> [WORK TASK] Lines holding the word "svurit" in the following material must be counted; give only the resulting number.

> [DATA FOR PROCESSING]
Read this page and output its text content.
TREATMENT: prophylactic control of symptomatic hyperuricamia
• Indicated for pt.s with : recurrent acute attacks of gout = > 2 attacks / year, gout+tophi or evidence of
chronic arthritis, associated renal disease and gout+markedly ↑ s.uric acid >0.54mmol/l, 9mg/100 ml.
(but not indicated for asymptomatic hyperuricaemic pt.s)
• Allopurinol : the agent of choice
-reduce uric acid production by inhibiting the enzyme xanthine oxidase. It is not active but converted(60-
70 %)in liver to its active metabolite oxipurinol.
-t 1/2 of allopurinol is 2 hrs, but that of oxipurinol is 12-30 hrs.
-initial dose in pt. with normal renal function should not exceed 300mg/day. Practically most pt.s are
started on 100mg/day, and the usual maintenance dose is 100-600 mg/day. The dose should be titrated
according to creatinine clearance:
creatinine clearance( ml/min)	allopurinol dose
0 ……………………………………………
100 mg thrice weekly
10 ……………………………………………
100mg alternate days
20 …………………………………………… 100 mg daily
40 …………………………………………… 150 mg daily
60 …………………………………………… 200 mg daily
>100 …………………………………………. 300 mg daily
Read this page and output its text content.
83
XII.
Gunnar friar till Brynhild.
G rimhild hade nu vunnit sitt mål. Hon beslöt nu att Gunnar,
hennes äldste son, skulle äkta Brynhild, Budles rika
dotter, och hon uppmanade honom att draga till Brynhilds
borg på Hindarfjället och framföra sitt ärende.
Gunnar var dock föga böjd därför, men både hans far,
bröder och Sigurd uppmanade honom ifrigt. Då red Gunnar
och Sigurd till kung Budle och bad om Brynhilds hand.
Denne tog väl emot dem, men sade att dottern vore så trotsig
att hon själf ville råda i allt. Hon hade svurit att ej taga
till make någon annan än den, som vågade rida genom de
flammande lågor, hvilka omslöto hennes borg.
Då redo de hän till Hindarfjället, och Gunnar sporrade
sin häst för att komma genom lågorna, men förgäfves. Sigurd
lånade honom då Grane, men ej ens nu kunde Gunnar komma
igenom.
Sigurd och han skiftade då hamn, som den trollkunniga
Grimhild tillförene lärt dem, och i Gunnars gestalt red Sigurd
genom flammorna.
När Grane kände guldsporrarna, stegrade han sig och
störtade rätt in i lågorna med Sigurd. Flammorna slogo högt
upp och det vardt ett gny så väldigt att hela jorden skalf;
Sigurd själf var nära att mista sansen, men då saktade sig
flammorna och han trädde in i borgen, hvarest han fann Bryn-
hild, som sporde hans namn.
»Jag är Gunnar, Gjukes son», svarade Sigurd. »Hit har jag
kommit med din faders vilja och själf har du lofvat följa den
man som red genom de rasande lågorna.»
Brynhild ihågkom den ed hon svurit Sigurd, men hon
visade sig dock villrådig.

> [WRITTEN RESPONSE] 2